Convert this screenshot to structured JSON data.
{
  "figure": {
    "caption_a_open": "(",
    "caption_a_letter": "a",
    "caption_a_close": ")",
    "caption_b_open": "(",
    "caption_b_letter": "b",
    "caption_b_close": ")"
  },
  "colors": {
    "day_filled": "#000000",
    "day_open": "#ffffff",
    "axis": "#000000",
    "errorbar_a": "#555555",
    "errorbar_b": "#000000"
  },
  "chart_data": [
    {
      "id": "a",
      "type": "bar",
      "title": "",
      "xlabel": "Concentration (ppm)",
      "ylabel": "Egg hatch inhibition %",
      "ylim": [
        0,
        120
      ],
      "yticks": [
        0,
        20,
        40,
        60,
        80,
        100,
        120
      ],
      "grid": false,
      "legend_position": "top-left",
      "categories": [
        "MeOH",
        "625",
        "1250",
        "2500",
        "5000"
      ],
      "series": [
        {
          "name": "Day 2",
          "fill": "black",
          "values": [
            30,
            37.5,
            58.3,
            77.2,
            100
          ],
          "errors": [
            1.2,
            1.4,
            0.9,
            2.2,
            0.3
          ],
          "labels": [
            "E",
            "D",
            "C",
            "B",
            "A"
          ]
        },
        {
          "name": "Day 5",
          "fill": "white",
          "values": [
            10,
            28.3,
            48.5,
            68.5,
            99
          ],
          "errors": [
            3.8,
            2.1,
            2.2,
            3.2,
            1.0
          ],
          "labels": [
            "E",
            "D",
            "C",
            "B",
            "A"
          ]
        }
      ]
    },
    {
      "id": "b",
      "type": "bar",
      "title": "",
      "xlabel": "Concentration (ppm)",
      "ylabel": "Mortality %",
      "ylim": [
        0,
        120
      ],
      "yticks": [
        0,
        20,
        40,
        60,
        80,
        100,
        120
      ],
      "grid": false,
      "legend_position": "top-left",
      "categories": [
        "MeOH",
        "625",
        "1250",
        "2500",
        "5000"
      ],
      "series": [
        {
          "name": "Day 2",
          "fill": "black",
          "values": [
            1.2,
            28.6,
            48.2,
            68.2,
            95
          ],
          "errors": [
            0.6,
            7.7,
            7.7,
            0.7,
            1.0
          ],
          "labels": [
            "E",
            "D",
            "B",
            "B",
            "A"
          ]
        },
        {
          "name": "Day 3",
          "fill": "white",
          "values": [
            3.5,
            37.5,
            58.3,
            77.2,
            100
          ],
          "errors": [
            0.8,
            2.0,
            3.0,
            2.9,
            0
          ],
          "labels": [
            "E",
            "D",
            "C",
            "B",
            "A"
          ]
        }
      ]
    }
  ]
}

• **TASK DETAILS**
Return all of the data exactly as it reads.

• **ANSWER**
Convert this screenshot to structured JSON data.
{
  "figure": {
    "caption_a_open": "(",
    "caption_a_letter": "a",
    "caption_a_close": ")",
    "caption_b_open": "(",
    "caption_b_letter": "b",
    "caption_b_close": ")"
  },
  "colors": {
    "day_filled": "#000000",
    "day_open": "#ffffff",
    "axis": "#000000",
    "errorbar_a": "#555555",
    "errorbar_b": "#000000"
  },
  "chart_data": [
    {
      "id": "a",
      "type": "bar",
      "title": "",
      "xlabel": "Concentration (ppm)",
      "ylabel": "Egg hatch inhibition %",
      "ylim": [
        0,
        120
      ],
      "yticks": [
        0,
        20,
        40,
        60,
        80,
        100,
        120
      ],
      "grid": false,
      "legend_position": "top-left",
      "categories": [
        "MeOH",
        "625",
        "1250",
        "2500",
        "5000"
      ],
      "series": [
        {
          "name": "Day 2",
          "fill": "black",
          "values": [
            30,
            37.5,
            58.3,
            77.2,
            100
          ],
          "errors": [
            1.2,
            1.4,
            0.9,
            2.2,
            0.3
          ],
          "labels": [
            "E",
            "D",
            "C",
            "B",
            "A"
          ]
        },
        {
          "name": "Day 5",
          "fill": "white",
          "values": [
            10,
            28.3,
            48.5,
            68.5,
            99
          ],
          "errors": [
            3.8,
            2.1,
            2.2,
            3.2,
            1.0
          ],
          "labels": [
            "E",
            "D",
            "C",
            "B",
            "A"
          ]
        }
      ]
    },
    {
      "id": "b",
      "type": "bar",
      "title": "",
      "xlabel": "Concentration (ppm)",
      "ylabel": "Mortality %",
      "ylim": [
        0,
        120
      ],
      "yticks": [
        0,
        20,
        40,
        60,
        80,
        100,
        120
      ],
      "grid": false,
      "legend_position": "top-left",
      "categories": [
        "MeOH",
        "625",
        "1250",
        "2500",
        "5000"
      ],
      "series": [
        {
          "name": "Day 2",
          "fill": "black",
          "values": [
            1.2,
            28.6,
            48.2,
            68.2,
            95
          ],
          "errors": [
            0.6,
            7.7,
            7.7,
            0.7,
            1.0
          ],
          "labels": [
            "E",
            "D",
            "B",
            "B",
            "A"
          ]
        },
        {
          "name": "Day 3",
          "fill": "white",
          "values": [
            3.5,
            37.5,
            58.3,
            77.2,
            100
          ],
          "errors": [
            0.8,
            2.0,
            3.0,
            2.9,
            0
          ],
          "labels": [
            "E",
            "D",
            "C",
            "B",
            "A"
          ]
        }
      ]
    }
  ]
}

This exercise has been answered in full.